▸ **Aufgabenstellung**
A – Beantworte anhand des Interviews zur Neuen Seidenstraße diese Fragen:
(i) An welcher Einrichtung ist Xuewu Gu Direktor?
(ii) In welchem Jahr und in welchem Land kündigte Xi Jinping die Initiative an?
(iii) Wie viele Menschen umfasst die Initiative?
B – Stimmen diese Aussagen mit dem Interview zur Neuen Seidenstraße überein? Antworte jeweils mit Ja oder Nein und zitiere die entscheidenden Worte wörtlich.
(i) Die Initiative umfasst weniger als 50 Länder.
(ii) Die Neue Seidenstraße wird in Europa kontrovers diskutiert.
(iii) Die Verknüpfung der Wirtschaftsregionen soll über Infrastrukturprojekte verstärkt werden.
C – Überarbeite im Interview zur Neuen Seidenstraße den Abschnitt, der mit „bdvb akuell: Herr“ beginnt und bis einschließlich „und global orientiert.“ reicht. Ersetze darin „Kasachstan“ durch „Zentralasien“ und gib den Abschnitt neu aus.

▸ **Lesetext**
□ □ □ □
Prof. Gu im Interview mit bdvb: „Für Europa birgt die ‚Neue Seidenstraße‘ mehr Chancen als Gefahren“
Die Neue Seidenstraße wird in Europa kontrovers diskutiert. Droht Europa, zwischen den Handelsmächten USA und China zum Spielball oder gar gespalten zu werden? Was verbirgt sich hinter dem Mammutprojekt? Das fragte bdvb aktuell Professor Dr. Xuewu Gu, Direktor des Center for Global Studies an der Universität Bonn.
bdvb akuell: Herr Gu, in wenigen Sätzen erklärt: Was ist die „Neue Seidenstraße“?
Xuewu Gu: Die „Neue Seidenstraße“ ist die deutsche Bezeichnung für die chinesische Initiative „One Belt One Road“ oder die „Belt & Road Initiative“ (BRI), die Chinas Staats präsident Xi Jinping 2013 in Kasachstan ankündigte. Sie beruht auf der Vision der chinesischen Führung, die Verknüpfung von wirtschaftlichen Regionen zwischen China und Europa, aber auch darüber hinaus, mittels gezielter Infrastrukturprojekte zu verstärken. Hinter dieser gigantischen Initiative, die mehr als 65 Länder mit 4,4 Milliarden Menschen und 40 % der Weltwirtschaftsleistung umfasst, steht die Ambition Chinas, die Verbundenheit des Landes mit der Welt auf ein neues Niveau zu heben, und zwar proaktiv und global orientiert.
□ □ □ □
▸ **Datenteil**
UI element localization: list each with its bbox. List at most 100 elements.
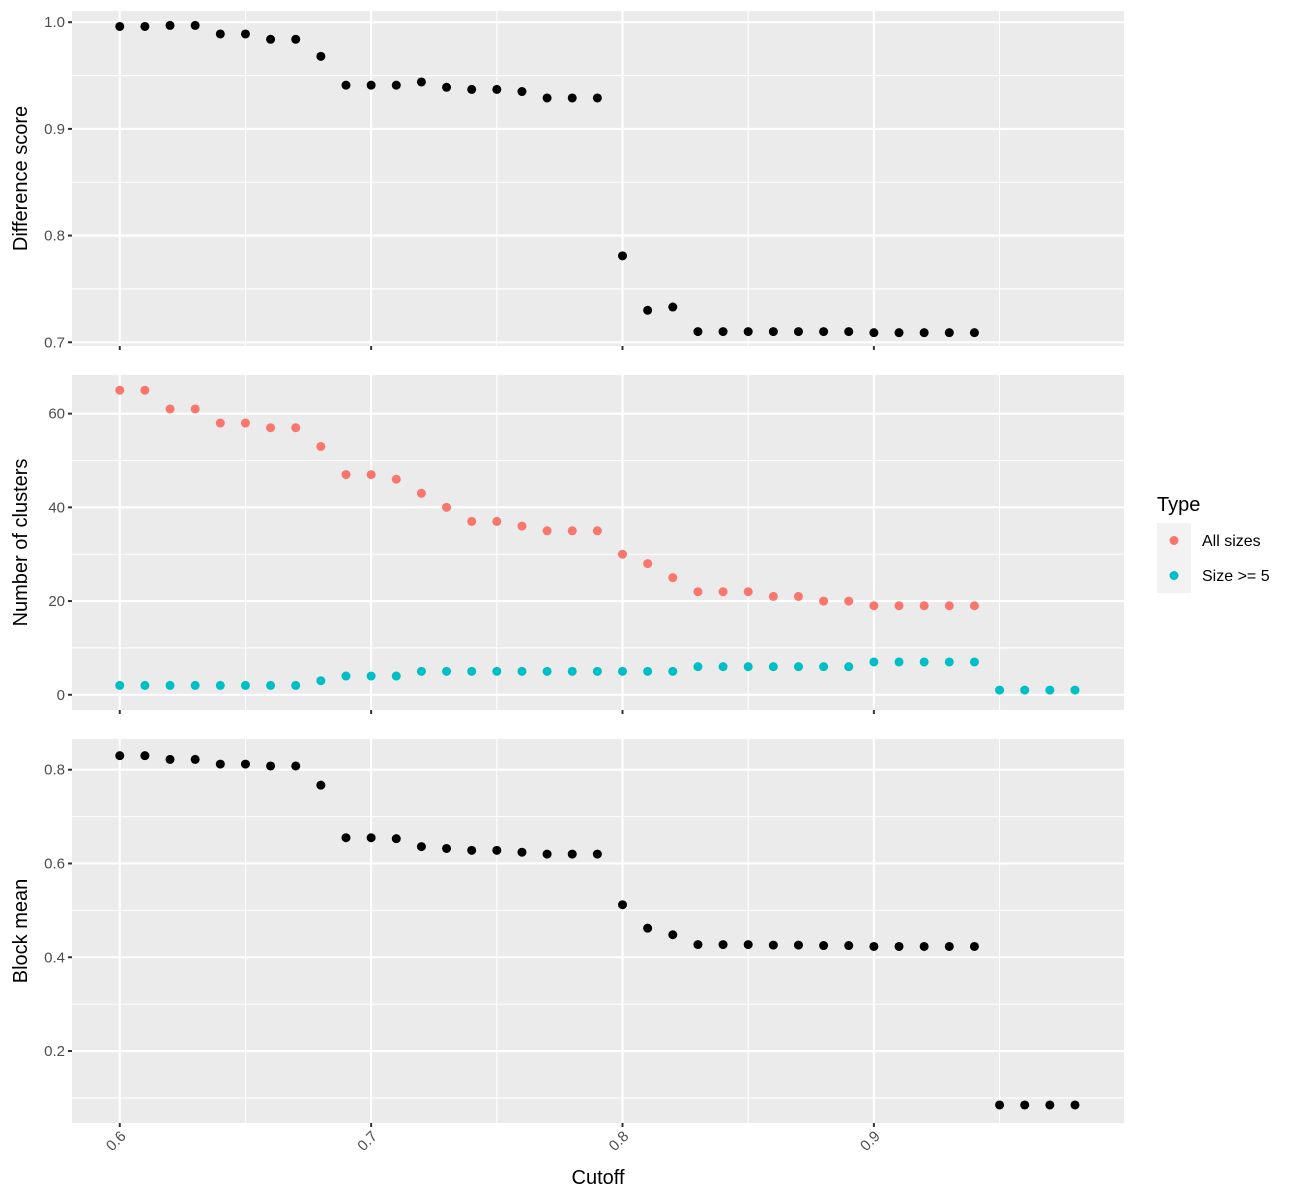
□ □ □ □
▸ **Antworten**
A –
(i) Am Center for Global Studies an der Universität Bonn.
(ii) 2013 in Kasachstan.
(iii) 4,4 Milliarden Menschen.

B –
(i) Nein: „die mehr als 65 Länder mit 4,4 Milliarden Menschen und 40 % der Weltwirtschaftsleistung umfasst“
(ii) Ja: „Die Neue Seidenstraße wird in Europa kontrovers diskutiert.“
(iii) Ja: „mittels gezielter Infrastrukturprojekte zu verstärken“

C –
bdvb akuell: Herr Gu, in wenigen Sätzen erklärt: Was ist die „Neue Seidenstraße“?
Xuewu Gu: Die „Neue Seidenstraße“ ist die deutsche Bezeichnung für die chinesische Initiative „One Belt One Road“ oder die „Belt & Road Initiative“ (BRI), die Chinas Staats präsident Xi Jinping 2013 in Zentralasien ankündigte. Sie beruht auf der Vision der chinesischen Führung, die Verknüpfung von wirtschaftlichen Regionen zwischen China und Europa, aber auch darüber hinaus, mittels gezielter Infrastrukturprojekte zu verstärken. Hinter dieser gigantischen Initiative, die mehr als 65 Länder mit 4,4 Milliarden Menschen und 40 % der Weltwirtschaftsleistung umfasst, steht die Ambition Chinas, die Verbundenheit des Landes mit der Welt auf ein neues Niveau zu heben, und zwar proaktiv und global orientiert.